-- Start STORED RECORDS --

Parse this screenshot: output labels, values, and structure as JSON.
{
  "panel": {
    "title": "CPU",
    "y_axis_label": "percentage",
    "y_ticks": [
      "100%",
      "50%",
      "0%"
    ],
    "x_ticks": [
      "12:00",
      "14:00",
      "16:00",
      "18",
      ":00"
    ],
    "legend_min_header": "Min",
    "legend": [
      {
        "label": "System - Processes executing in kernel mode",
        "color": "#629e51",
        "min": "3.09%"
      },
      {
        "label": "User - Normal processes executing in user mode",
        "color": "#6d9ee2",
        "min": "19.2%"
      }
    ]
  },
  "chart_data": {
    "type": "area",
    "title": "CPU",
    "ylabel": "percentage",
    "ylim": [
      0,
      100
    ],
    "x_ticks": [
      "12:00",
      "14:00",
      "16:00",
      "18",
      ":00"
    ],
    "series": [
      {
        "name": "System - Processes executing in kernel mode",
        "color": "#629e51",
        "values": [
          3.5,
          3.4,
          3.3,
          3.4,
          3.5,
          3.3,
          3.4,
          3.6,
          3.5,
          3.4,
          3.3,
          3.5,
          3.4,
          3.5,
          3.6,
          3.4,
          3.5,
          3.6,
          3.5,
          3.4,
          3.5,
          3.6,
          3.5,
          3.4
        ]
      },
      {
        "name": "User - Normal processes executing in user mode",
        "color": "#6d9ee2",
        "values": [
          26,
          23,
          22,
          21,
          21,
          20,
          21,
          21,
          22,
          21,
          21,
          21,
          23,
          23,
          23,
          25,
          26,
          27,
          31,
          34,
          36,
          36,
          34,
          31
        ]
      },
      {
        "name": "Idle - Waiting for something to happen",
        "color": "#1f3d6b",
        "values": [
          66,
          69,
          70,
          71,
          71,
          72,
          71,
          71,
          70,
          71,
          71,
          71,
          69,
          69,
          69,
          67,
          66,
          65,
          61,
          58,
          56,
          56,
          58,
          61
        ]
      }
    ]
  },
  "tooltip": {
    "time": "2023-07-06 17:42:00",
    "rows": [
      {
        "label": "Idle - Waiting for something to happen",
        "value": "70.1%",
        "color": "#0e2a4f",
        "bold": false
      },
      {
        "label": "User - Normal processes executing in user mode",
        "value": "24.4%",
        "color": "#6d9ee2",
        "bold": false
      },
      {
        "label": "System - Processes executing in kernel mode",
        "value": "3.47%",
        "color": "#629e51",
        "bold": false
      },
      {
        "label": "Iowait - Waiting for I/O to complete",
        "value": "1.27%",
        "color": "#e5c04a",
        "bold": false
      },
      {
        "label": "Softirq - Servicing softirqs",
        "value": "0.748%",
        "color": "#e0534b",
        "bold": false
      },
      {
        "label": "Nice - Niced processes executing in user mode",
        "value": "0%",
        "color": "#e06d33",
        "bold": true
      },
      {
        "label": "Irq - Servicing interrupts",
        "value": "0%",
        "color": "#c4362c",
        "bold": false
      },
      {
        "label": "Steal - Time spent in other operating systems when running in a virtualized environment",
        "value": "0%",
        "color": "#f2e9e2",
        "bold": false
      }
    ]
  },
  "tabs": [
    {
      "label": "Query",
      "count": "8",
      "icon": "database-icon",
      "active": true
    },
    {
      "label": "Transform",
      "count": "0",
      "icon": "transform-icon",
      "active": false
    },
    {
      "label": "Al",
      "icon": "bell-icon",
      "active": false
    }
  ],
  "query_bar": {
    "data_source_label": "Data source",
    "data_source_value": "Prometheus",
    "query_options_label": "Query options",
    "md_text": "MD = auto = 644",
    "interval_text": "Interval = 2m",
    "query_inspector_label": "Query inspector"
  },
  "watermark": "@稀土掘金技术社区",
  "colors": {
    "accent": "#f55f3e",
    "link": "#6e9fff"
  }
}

-- End STORED RECORDS --

Exactly reproduce the material above.

Parse this screenshot: output labels, values, and structure as JSON.
{
  "panel": {
    "title": "CPU",
    "y_axis_label": "percentage",
    "y_ticks": [
      "100%",
      "50%",
      "0%"
    ],
    "x_ticks": [
      "12:00",
      "14:00",
      "16:00",
      "18",
      ":00"
    ],
    "legend_min_header": "Min",
    "legend": [
      {
        "label": "System - Processes executing in kernel mode",
        "color": "#629e51",
        "min": "3.09%"
      },
      {
        "label": "User - Normal processes executing in user mode",
        "color": "#6d9ee2",
        "min": "19.2%"
      }
    ]
  },
  "chart_data": {
    "type": "area",
    "title": "CPU",
    "ylabel": "percentage",
    "ylim": [
      0,
      100
    ],
    "x_ticks": [
      "12:00",
      "14:00",
      "16:00",
      "18",
      ":00"
    ],
    "series": [
      {
        "name": "System - Processes executing in kernel mode",
        "color": "#629e51",
        "values": [
          3.5,
          3.4,
          3.3,
          3.4,
          3.5,
          3.3,
          3.4,
          3.6,
          3.5,
          3.4,
          3.3,
          3.5,
          3.4,
          3.5,
          3.6,
          3.4,
          3.5,
          3.6,
          3.5,
          3.4,
          3.5,
          3.6,
          3.5,
          3.4
        ]
      },
      {
        "name": "User - Normal processes executing in user mode",
        "color": "#6d9ee2",
        "values": [
          26,
          23,
          22,
          21,
          21,
          20,
          21,
          21,
          22,
          21,
          21,
          21,
          23,
          23,
          23,
          25,
          26,
          27,
          31,
          34,
          36,
          36,
          34,
          31
        ]
      },
      {
        "name": "Idle - Waiting for something to happen",
        "color": "#1f3d6b",
        "values": [
          66,
          69,
          70,
          71,
          71,
          72,
          71,
          71,
          70,
          71,
          71,
          71,
          69,
          69,
          69,
          67,
          66,
          65,
          61,
          58,
          56,
          56,
          58,
          61
        ]
      }
    ]
  },
  "tooltip": {
    "time": "2023-07-06 17:42:00",
    "rows": [
      {
        "label": "Idle - Waiting for something to happen",
        "value": "70.1%",
        "color": "#0e2a4f",
        "bold": false
      },
      {
        "label": "User - Normal processes executing in user mode",
        "value": "24.4%",
        "color": "#6d9ee2",
        "bold": false
      },
      {
        "label": "System - Processes executing in kernel mode",
        "value": "3.47%",
        "color": "#629e51",
        "bold": false
      },
      {
        "label": "Iowait - Waiting for I/O to complete",
        "value": "1.27%",
        "color": "#e5c04a",
        "bold": false
      },
      {
        "label": "Softirq - Servicing softirqs",
        "value": "0.748%",
        "color": "#e0534b",
        "bold": false
      },
      {
        "label": "Nice - Niced processes executing in user mode",
        "value": "0%",
        "color": "#e06d33",
        "bold": true
      },
      {
        "label": "Irq - Servicing interrupts",
        "value": "0%",
        "color": "#c4362c",
        "bold": false
      },
      {
        "label": "Steal - Time spent in other operating systems when running in a virtualized environment",
        "value": "0%",
        "color": "#f2e9e2",
        "bold": false
      }
    ]
  },
  "tabs": [
    {
      "label": "Query",
      "count": "8",
      "icon": "database-icon",
      "active": true
    },
    {
      "label": "Transform",
      "count": "0",
      "icon": "transform-icon",
      "active": false
    },
    {
      "label": "Al",
      "icon": "bell-icon",
      "active": false
    }
  ],
  "query_bar": {
    "data_source_label": "Data source",
    "data_source_value": "Prometheus",
    "query_options_label": "Query options",
    "md_text": "MD = auto = 644",
    "interval_text": "Interval = 2m",
    "query_inspector_label": "Query inspector"
  },
  "watermark": "@稀土掘金技术社区",
  "colors": {
    "accent": "#f55f3e",
    "link": "#6e9fff"
  }
}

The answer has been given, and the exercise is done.